Exercise requirements: Reproduce every line of the listing as written, apart from the pictures.

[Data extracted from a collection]
----
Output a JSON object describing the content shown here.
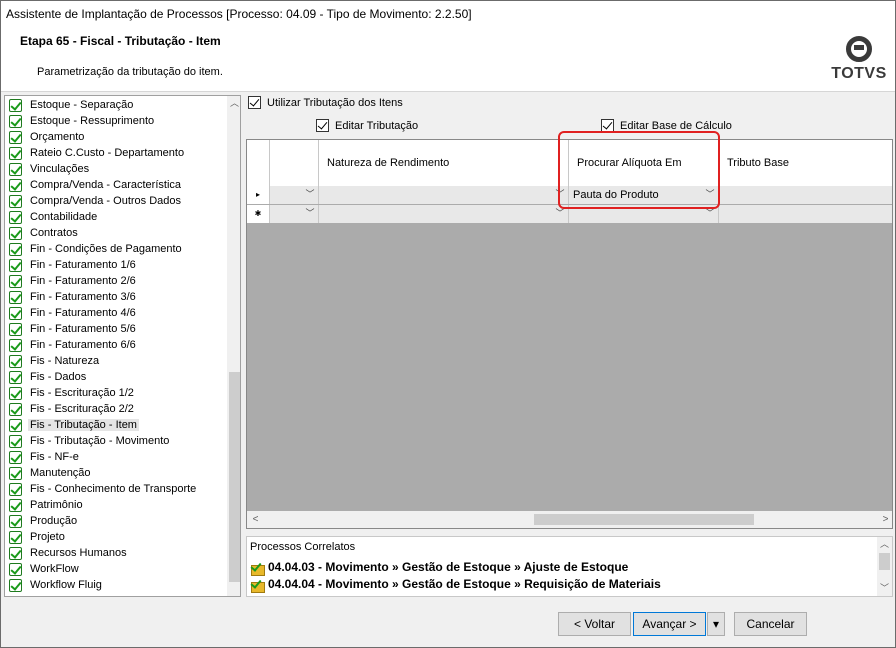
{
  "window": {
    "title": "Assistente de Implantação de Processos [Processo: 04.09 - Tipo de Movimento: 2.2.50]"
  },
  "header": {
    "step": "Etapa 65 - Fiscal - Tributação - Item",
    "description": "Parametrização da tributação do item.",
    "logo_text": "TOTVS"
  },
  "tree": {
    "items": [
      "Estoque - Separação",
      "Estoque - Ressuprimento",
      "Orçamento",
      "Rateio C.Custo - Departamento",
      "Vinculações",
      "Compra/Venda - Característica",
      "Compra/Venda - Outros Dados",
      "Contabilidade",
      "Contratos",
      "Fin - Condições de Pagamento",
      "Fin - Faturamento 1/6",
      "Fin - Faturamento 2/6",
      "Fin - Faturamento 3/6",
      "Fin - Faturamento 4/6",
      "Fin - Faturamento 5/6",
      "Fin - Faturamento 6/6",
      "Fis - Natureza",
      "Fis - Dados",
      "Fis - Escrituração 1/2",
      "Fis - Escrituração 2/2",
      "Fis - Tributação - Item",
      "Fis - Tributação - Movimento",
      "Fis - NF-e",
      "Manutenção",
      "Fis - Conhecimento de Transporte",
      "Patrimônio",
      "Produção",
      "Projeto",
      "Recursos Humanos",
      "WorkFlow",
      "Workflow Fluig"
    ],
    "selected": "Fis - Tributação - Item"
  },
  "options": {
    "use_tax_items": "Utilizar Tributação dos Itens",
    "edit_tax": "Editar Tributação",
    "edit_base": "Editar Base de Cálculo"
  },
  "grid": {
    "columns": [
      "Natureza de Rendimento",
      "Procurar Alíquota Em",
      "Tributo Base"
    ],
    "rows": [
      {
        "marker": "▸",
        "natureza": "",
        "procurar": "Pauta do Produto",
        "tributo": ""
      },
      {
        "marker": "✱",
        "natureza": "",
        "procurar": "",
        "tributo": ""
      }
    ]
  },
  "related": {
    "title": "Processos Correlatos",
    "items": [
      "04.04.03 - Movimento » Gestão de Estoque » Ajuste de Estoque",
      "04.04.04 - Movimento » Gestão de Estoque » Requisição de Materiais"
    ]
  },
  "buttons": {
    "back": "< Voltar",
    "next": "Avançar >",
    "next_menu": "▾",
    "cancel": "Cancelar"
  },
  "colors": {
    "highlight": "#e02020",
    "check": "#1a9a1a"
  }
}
----
Task answer:
Output a JSON object describing the content shown here.
{
  "window": {
    "title": "Assistente de Implantação de Processos [Processo: 04.09 - Tipo de Movimento: 2.2.50]"
  },
  "header": {
    "step": "Etapa 65 - Fiscal - Tributação - Item",
    "description": "Parametrização da tributação do item.",
    "logo_text": "TOTVS"
  },
  "tree": {
    "items": [
      "Estoque - Separação",
      "Estoque - Ressuprimento",
      "Orçamento",
      "Rateio C.Custo - Departamento",
      "Vinculações",
      "Compra/Venda - Característica",
      "Compra/Venda - Outros Dados",
      "Contabilidade",
      "Contratos",
      "Fin - Condições de Pagamento",
      "Fin - Faturamento 1/6",
      "Fin - Faturamento 2/6",
      "Fin - Faturamento 3/6",
      "Fin - Faturamento 4/6",
      "Fin - Faturamento 5/6",
      "Fin - Faturamento 6/6",
      "Fis - Natureza",
      "Fis - Dados",
      "Fis - Escrituração 1/2",
      "Fis - Escrituração 2/2",
      "Fis - Tributação - Item",
      "Fis - Tributação - Movimento",
      "Fis - NF-e",
      "Manutenção",
      "Fis - Conhecimento de Transporte",
      "Patrimônio",
      "Produção",
      "Projeto",
      "Recursos Humanos",
      "WorkFlow",
      "Workflow Fluig"
    ],
    "selected": "Fis - Tributação - Item"
  },
  "options": {
    "use_tax_items": "Utilizar Tributação dos Itens",
    "edit_tax": "Editar Tributação",
    "edit_base": "Editar Base de Cálculo"
  },
  "grid": {
    "columns": [
      "Natureza de Rendimento",
      "Procurar Alíquota Em",
      "Tributo Base"
    ],
    "rows": [
      {
        "marker": "▸",
        "natureza": "",
        "procurar": "Pauta do Produto",
        "tributo": ""
      },
      {
        "marker": "✱",
        "natureza": "",
        "procurar": "",
        "tributo": ""
      }
    ]
  },
  "related": {
    "title": "Processos Correlatos",
    "items": [
      "04.04.03 - Movimento » Gestão de Estoque » Ajuste de Estoque",
      "04.04.04 - Movimento » Gestão de Estoque » Requisição de Materiais"
    ]
  },
  "buttons": {
    "back": "< Voltar",
    "next": "Avançar >",
    "next_menu": "▾",
    "cancel": "Cancelar"
  },
  "colors": {
    "highlight": "#e02020",
    "check": "#1a9a1a"
  }
}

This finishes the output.